**SET EXERCISE**
Return each line of the records with nothing changed, pictures excepted.

**DATA FOR THIS EXERCISE**
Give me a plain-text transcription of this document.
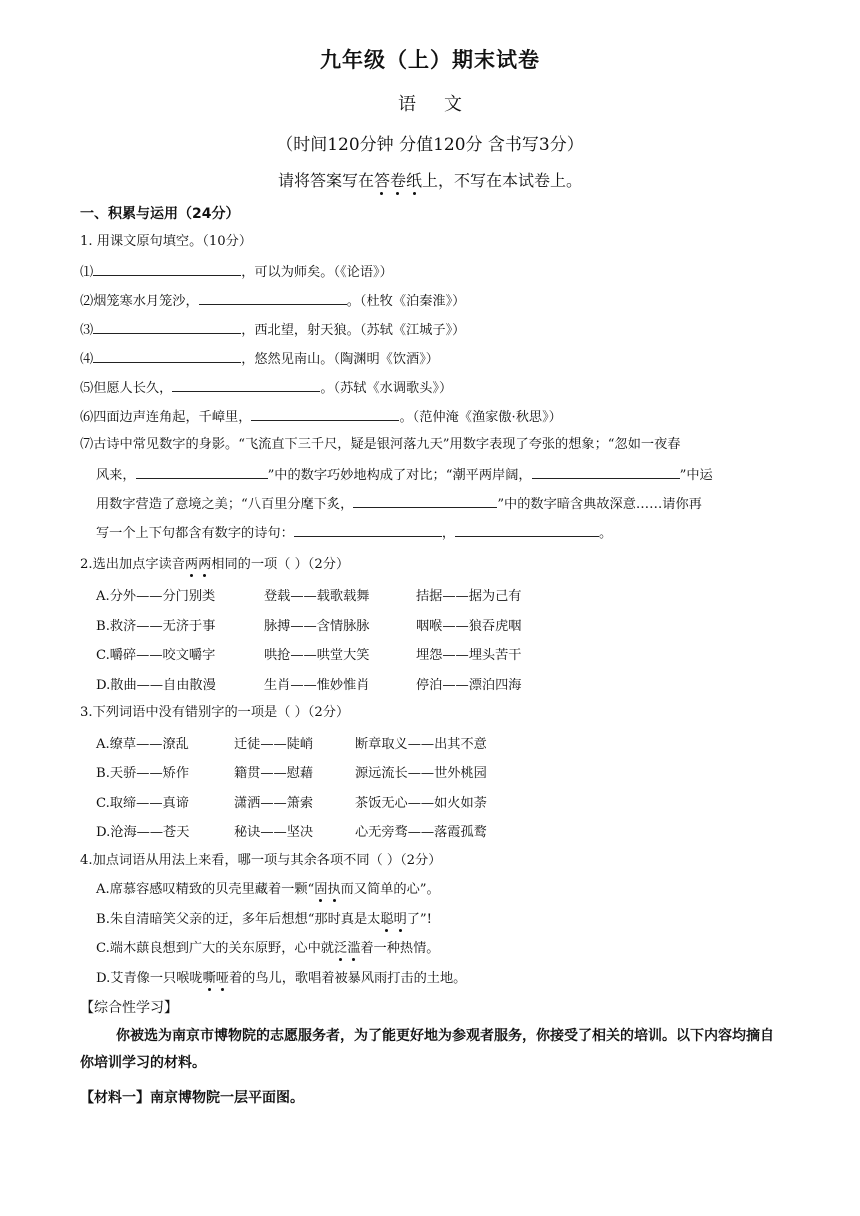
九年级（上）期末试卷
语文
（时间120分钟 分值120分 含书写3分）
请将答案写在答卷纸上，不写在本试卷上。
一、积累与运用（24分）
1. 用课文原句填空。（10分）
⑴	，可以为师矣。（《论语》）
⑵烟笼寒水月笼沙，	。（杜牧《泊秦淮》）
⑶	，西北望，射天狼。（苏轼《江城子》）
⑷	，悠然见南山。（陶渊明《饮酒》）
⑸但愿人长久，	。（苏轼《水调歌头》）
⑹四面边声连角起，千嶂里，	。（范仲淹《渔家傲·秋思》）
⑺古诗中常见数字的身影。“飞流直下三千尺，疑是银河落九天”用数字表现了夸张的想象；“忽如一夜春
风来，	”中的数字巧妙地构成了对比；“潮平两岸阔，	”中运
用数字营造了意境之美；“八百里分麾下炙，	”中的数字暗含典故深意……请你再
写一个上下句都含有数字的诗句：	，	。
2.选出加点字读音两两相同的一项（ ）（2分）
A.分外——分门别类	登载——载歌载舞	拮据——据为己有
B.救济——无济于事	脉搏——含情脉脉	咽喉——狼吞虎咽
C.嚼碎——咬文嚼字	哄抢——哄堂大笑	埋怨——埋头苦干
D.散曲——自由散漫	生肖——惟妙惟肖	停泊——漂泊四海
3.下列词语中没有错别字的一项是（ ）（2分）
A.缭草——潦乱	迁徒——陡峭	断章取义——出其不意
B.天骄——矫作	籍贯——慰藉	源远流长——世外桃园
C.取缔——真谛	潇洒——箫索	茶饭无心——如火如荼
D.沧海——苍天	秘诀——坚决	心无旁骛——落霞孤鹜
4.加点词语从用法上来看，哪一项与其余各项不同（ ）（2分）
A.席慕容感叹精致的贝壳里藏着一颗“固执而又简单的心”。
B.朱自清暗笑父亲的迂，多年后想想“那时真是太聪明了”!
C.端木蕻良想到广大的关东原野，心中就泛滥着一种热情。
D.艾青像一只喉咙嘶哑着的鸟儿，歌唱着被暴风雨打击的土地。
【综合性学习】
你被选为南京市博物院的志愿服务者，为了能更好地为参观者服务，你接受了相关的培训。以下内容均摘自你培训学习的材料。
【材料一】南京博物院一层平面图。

**THE RESPONSE**
Give me a plain-text transcription of this document.
九年级（上）期末试卷
语文
（时间120分钟 分值120分 含书写3分）
请将答案写在答卷纸上，不写在本试卷上。
一、积累与运用（24分）
1. 用课文原句填空。（10分）
⑴	，可以为师矣。（《论语》）
⑵烟笼寒水月笼沙，	。（杜牧《泊秦淮》）
⑶	，西北望，射天狼。（苏轼《江城子》）
⑷	，悠然见南山。（陶渊明《饮酒》）
⑸但愿人长久，	。（苏轼《水调歌头》）
⑹四面边声连角起，千嶂里，	。（范仲淹《渔家傲·秋思》）
⑺古诗中常见数字的身影。“飞流直下三千尺，疑是银河落九天”用数字表现了夸张的想象；“忽如一夜春
风来，	”中的数字巧妙地构成了对比；“潮平两岸阔，	”中运
用数字营造了意境之美；“八百里分麾下炙，	”中的数字暗含典故深意……请你再
写一个上下句都含有数字的诗句：	，	。
2.选出加点字读音两两相同的一项（ ）（2分）
A.分外——分门别类	登载——载歌载舞	拮据——据为己有
B.救济——无济于事	脉搏——含情脉脉	咽喉——狼吞虎咽
C.嚼碎——咬文嚼字	哄抢——哄堂大笑	埋怨——埋头苦干
D.散曲——自由散漫	生肖——惟妙惟肖	停泊——漂泊四海
3.下列词语中没有错别字的一项是（ ）（2分）
A.缭草——潦乱	迁徒——陡峭	断章取义——出其不意
B.天骄——矫作	籍贯——慰藉	源远流长——世外桃园
C.取缔——真谛	潇洒——箫索	茶饭无心——如火如荼
D.沧海——苍天	秘诀——坚决	心无旁骛——落霞孤鹜
4.加点词语从用法上来看，哪一项与其余各项不同（ ）（2分）
A.席慕容感叹精致的贝壳里藏着一颗“固执而又简单的心”。
B.朱自清暗笑父亲的迂，多年后想想“那时真是太聪明了”!
C.端木蕻良想到广大的关东原野，心中就泛滥着一种热情。
D.艾青像一只喉咙嘶哑着的鸟儿，歌唱着被暴风雨打击的土地。
【综合性学习】
你被选为南京市博物院的志愿服务者，为了能更好地为参观者服务，你接受了相关的培训。以下内容均摘自你培训学习的材料。
【材料一】南京博物院一层平面图。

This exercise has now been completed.